[Start Exercise materials]

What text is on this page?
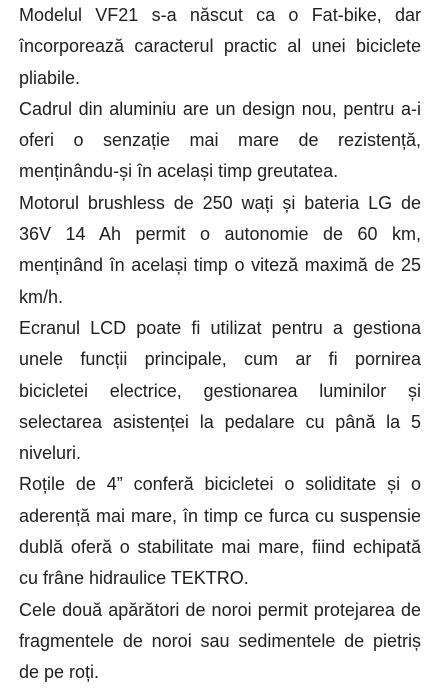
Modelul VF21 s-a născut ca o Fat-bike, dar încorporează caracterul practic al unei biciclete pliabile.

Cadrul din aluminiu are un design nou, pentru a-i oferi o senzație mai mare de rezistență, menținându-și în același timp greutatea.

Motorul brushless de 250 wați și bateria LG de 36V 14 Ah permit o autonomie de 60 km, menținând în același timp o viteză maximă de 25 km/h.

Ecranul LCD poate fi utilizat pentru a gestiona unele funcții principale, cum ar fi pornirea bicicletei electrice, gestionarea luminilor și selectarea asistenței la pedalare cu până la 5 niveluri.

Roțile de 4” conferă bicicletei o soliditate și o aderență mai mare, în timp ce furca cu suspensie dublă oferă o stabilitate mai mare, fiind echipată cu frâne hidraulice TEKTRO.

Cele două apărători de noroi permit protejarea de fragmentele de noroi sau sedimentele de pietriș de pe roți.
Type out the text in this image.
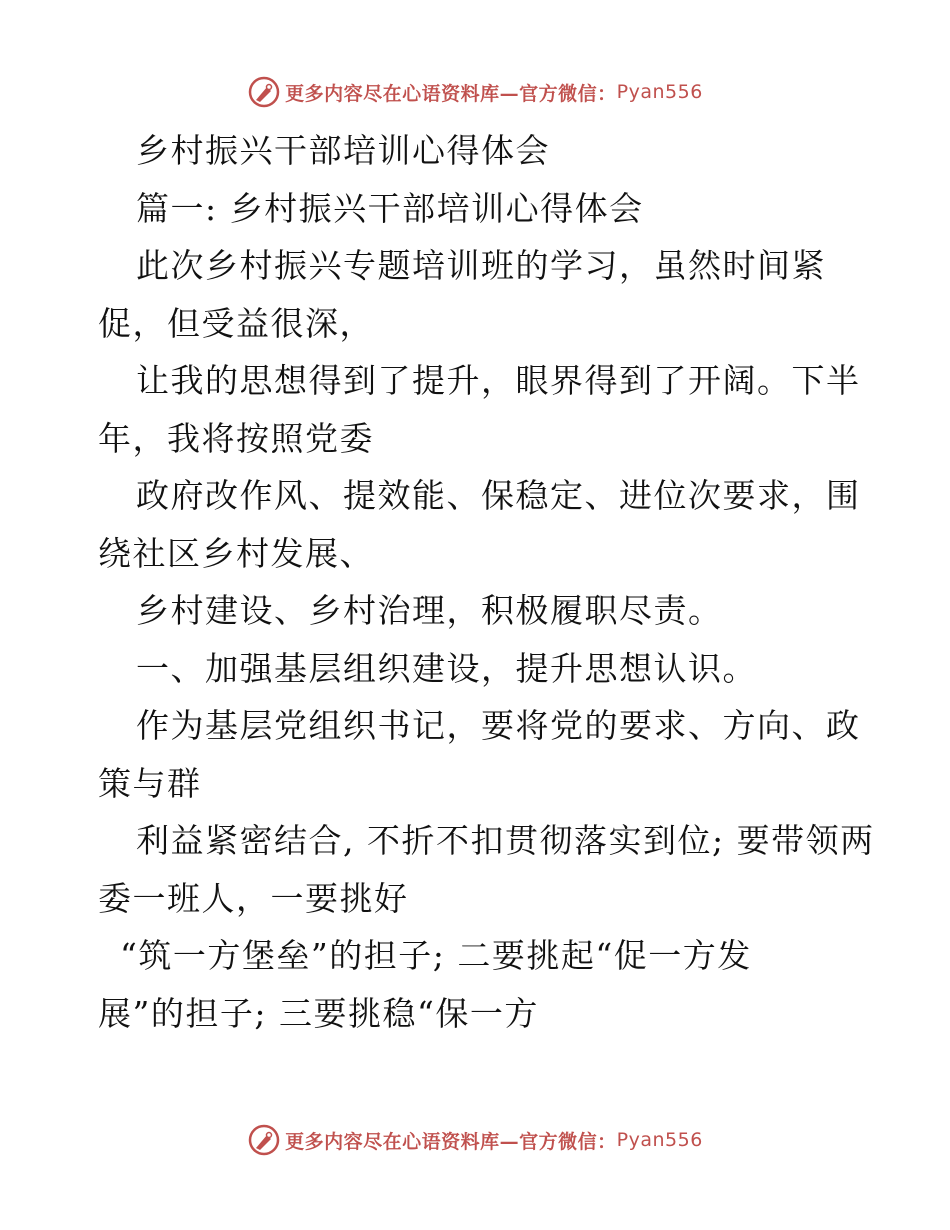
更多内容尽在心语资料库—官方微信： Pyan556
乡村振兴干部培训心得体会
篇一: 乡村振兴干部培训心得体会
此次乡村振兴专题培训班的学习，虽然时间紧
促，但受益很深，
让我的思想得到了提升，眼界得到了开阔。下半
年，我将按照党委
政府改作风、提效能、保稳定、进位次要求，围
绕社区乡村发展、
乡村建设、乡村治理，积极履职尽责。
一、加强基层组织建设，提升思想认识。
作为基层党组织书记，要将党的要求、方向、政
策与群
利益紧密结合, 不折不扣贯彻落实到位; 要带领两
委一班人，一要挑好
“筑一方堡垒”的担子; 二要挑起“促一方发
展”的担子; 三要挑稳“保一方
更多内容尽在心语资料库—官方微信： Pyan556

[End Exercise materials]
[Start Exercise materials]

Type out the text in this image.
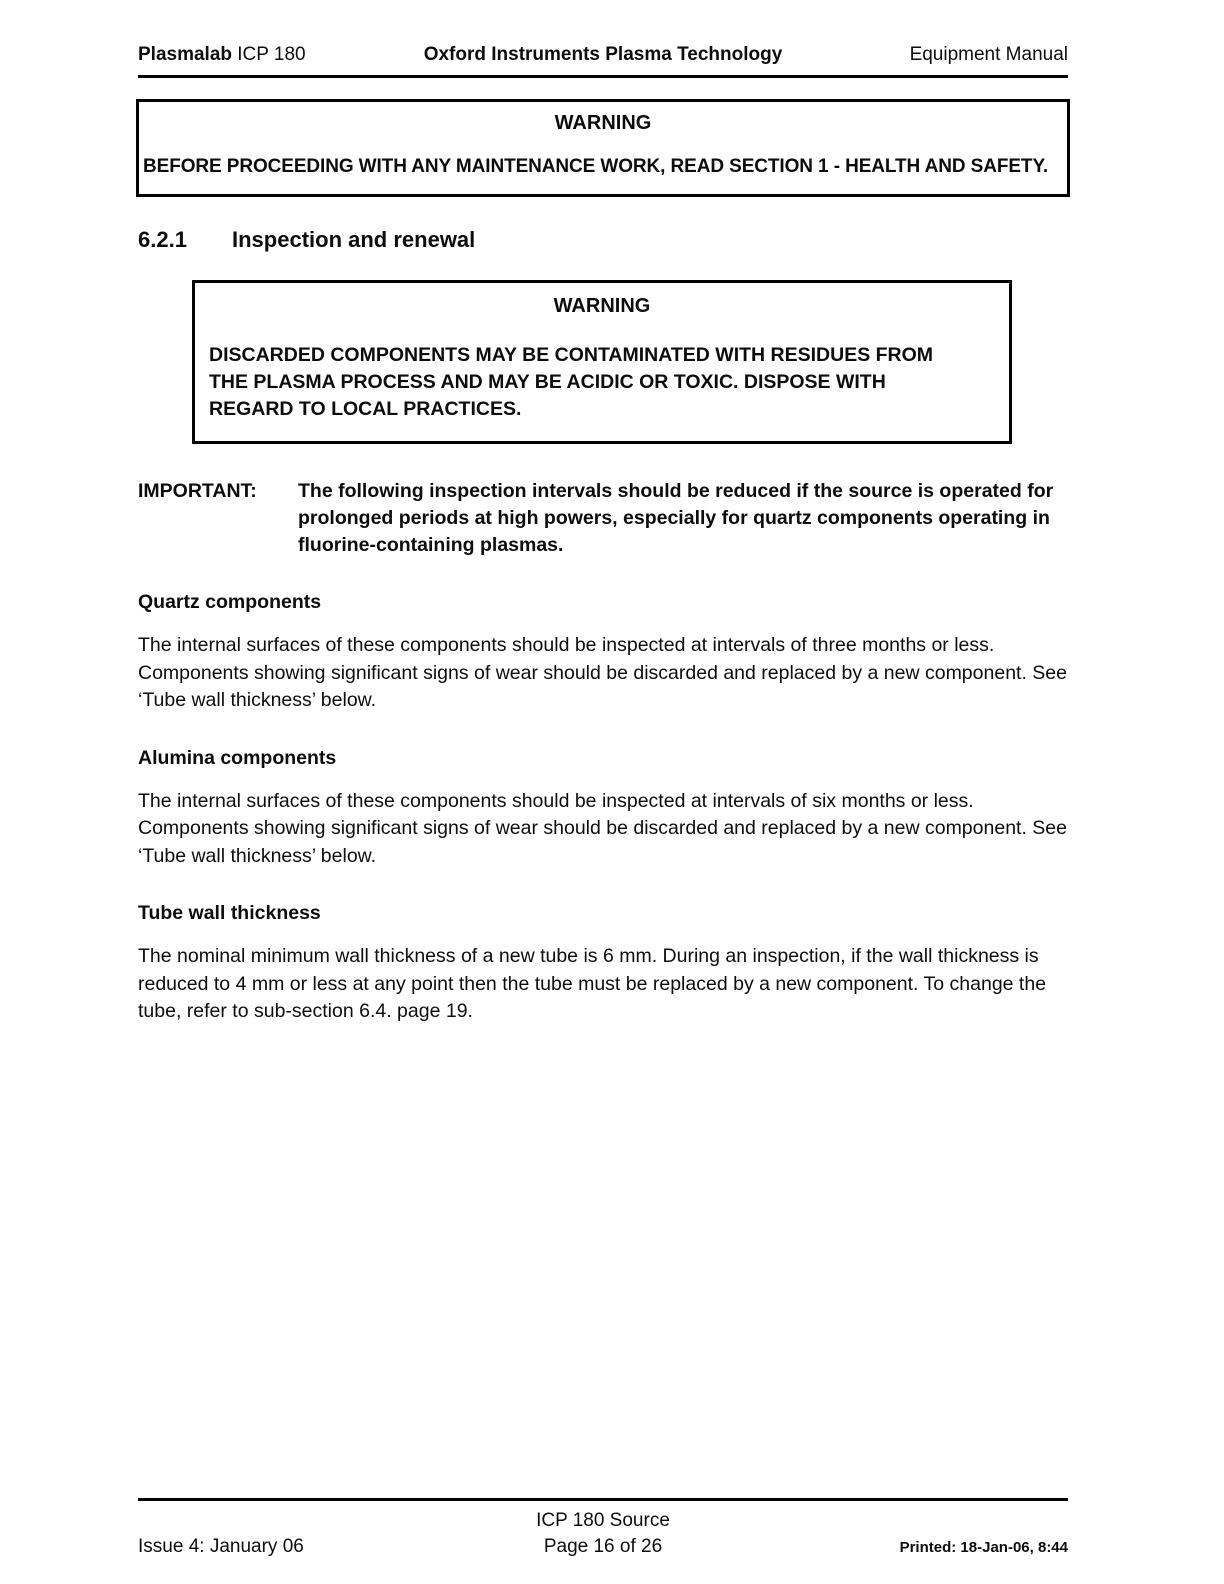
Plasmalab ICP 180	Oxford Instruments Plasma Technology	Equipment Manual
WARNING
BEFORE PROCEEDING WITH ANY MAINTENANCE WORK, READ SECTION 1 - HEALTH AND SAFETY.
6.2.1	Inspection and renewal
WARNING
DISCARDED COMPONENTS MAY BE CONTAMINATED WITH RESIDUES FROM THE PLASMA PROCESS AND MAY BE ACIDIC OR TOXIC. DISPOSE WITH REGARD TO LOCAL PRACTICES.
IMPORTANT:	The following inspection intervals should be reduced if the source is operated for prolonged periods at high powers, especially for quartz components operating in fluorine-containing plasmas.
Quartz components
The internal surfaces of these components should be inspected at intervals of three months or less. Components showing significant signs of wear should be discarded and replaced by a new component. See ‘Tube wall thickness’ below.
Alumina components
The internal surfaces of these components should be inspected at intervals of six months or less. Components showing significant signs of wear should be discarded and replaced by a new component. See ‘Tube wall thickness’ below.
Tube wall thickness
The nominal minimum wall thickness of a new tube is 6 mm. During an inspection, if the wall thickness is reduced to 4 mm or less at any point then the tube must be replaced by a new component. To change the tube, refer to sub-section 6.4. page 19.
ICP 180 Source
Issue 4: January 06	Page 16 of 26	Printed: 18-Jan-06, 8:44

[End Exercise materials]

Copy out every line from the data above that has "permit" in it.

Motorul brushless de 250 wați și bateria LG de 36V 14 Ah permit o autonomie de 60 km, menținând în același timp o viteză maximă de 25 km/h.
Cele două apărători de noroi permit protejarea de fragmentele de noroi sau sedimentele de pietriș de pe roți.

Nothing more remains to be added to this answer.